• _AIM OF THE EXERCISE_
Retype everything in the listing, leaving each line exactly as it is.

[Figure record listings]
»»
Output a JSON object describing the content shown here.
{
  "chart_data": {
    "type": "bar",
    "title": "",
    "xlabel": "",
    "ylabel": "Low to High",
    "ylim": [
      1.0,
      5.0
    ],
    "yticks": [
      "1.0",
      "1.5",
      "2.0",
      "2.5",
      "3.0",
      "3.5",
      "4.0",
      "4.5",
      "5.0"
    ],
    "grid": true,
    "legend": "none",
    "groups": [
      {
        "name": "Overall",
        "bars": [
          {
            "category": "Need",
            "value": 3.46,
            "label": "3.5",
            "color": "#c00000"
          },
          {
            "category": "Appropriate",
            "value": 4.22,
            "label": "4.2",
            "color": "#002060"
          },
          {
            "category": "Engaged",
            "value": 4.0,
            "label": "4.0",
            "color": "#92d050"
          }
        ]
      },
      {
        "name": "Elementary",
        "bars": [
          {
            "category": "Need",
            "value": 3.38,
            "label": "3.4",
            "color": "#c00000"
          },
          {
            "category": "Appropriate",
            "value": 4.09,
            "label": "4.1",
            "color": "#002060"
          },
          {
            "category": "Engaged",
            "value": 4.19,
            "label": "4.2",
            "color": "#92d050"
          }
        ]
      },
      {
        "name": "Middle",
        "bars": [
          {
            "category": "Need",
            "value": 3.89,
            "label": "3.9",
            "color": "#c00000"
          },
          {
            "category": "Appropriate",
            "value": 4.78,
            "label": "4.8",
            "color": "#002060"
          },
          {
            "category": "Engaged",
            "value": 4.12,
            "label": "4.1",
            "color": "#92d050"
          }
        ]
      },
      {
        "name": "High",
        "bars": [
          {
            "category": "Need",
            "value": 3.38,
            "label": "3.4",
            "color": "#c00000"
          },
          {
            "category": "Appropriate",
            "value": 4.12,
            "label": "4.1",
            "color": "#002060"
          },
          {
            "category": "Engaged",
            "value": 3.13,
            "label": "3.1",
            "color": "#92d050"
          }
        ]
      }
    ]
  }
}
««
• _EXERCISE ANSWER_
Output a JSON object describing the content shown here.
{
  "chart_data": {
    "type": "bar",
    "title": "",
    "xlabel": "",
    "ylabel": "Low to High",
    "ylim": [
      1.0,
      5.0
    ],
    "yticks": [
      "1.0",
      "1.5",
      "2.0",
      "2.5",
      "3.0",
      "3.5",
      "4.0",
      "4.5",
      "5.0"
    ],
    "grid": true,
    "legend": "none",
    "groups": [
      {
        "name": "Overall",
        "bars": [
          {
            "category": "Need",
            "value": 3.46,
            "label": "3.5",
            "color": "#c00000"
          },
          {
            "category": "Appropriate",
            "value": 4.22,
            "label": "4.2",
            "color": "#002060"
          },
          {
            "category": "Engaged",
            "value": 4.0,
            "label": "4.0",
            "color": "#92d050"
          }
        ]
      },
      {
        "name": "Elementary",
        "bars": [
          {
            "category": "Need",
            "value": 3.38,
            "label": "3.4",
            "color": "#c00000"
          },
          {
            "category": "Appropriate",
            "value": 4.09,
            "label": "4.1",
            "color": "#002060"
          },
          {
            "category": "Engaged",
            "value": 4.19,
            "label": "4.2",
            "color": "#92d050"
          }
        ]
      },
      {
        "name": "Middle",
        "bars": [
          {
            "category": "Need",
            "value": 3.89,
            "label": "3.9",
            "color": "#c00000"
          },
          {
            "category": "Appropriate",
            "value": 4.78,
            "label": "4.8",
            "color": "#002060"
          },
          {
            "category": "Engaged",
            "value": 4.12,
            "label": "4.1",
            "color": "#92d050"
          }
        ]
      },
      {
        "name": "High",
        "bars": [
          {
            "category": "Need",
            "value": 3.38,
            "label": "3.4",
            "color": "#c00000"
          },
          {
            "category": "Appropriate",
            "value": 4.12,
            "label": "4.1",
            "color": "#002060"
          },
          {
            "category": "Engaged",
            "value": 3.13,
            "label": "3.1",
            "color": "#92d050"
          }
        ]
      }
    ]
  }
}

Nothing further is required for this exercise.